Go through the entries one line at a time, and gather every line that has the word "DEMOKRATIKE".

########################################

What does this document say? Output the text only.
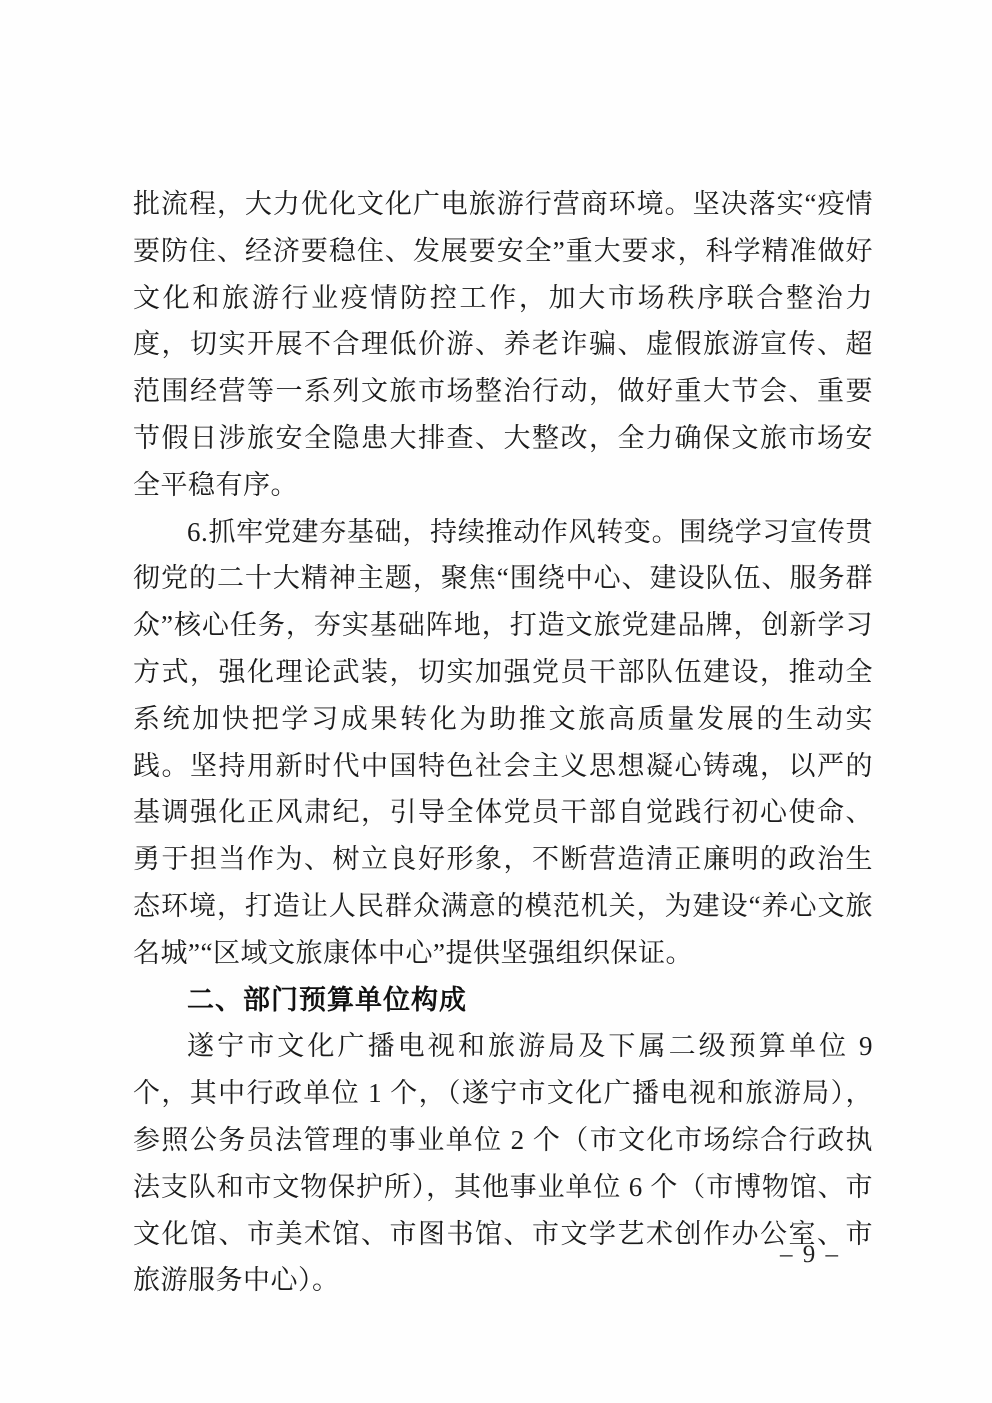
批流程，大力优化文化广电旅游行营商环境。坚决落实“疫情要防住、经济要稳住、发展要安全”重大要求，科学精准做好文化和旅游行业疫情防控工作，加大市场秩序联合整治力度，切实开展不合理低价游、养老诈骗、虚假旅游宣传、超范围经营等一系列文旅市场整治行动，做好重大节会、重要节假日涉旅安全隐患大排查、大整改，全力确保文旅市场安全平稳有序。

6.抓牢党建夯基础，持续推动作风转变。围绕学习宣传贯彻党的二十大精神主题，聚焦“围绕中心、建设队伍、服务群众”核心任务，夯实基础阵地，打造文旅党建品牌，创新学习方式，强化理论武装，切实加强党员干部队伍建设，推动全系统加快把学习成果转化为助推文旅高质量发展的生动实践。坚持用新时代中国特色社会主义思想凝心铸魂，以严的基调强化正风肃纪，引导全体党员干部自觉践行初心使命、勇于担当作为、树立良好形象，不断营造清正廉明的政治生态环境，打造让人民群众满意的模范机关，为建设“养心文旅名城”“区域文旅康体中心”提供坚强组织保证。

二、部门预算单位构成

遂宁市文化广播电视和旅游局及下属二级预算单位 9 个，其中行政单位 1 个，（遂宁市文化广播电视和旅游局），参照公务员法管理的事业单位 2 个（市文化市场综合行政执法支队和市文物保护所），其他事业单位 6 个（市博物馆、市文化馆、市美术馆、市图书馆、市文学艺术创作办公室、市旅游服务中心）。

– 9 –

########################################

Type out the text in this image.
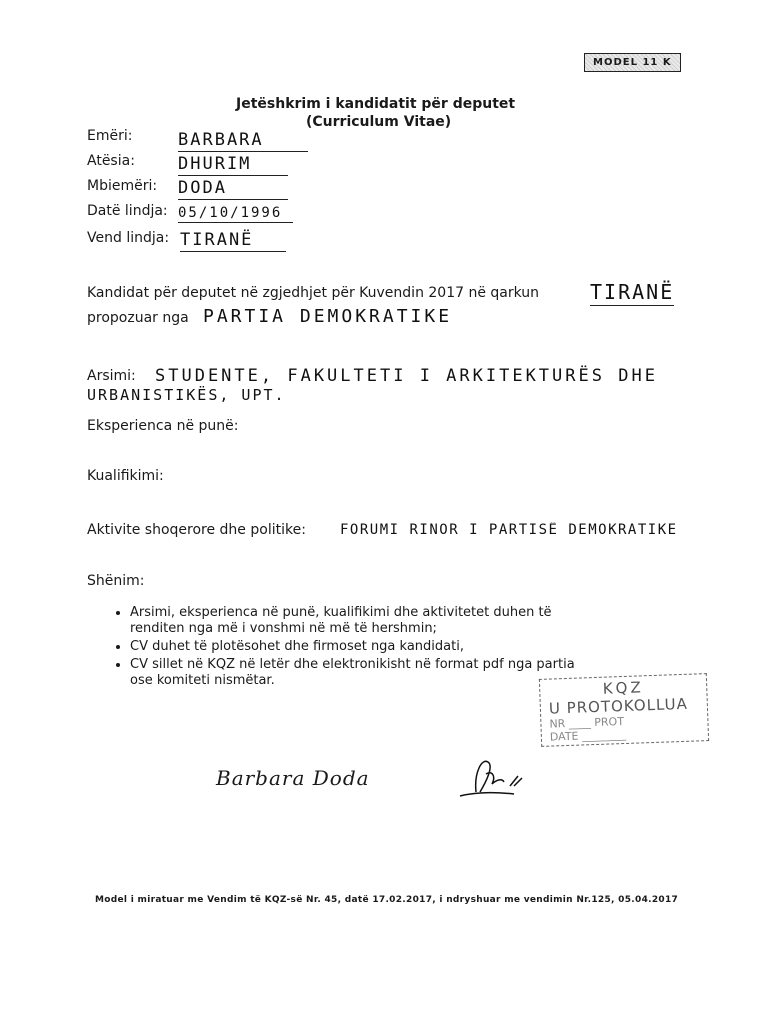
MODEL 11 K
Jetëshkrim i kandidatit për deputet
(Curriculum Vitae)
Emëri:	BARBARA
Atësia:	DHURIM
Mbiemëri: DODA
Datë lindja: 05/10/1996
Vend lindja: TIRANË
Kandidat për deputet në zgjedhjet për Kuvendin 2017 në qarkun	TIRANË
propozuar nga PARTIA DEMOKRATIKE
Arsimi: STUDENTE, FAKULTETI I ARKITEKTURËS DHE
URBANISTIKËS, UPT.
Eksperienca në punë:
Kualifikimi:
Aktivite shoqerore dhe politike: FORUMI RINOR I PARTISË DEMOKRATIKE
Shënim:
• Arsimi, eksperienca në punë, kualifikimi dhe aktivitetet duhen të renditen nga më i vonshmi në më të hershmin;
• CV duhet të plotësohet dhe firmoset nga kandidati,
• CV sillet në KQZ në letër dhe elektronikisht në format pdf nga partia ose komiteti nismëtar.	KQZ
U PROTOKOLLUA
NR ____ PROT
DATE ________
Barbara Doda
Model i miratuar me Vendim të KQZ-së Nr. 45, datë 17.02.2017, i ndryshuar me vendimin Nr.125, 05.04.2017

########################################

=== Result below ===
propozuar nga PARTIA DEMOKRATIKE
Aktivite shoqerore dhe politike: FORUMI RINOR I PARTISË DEMOKRATIKE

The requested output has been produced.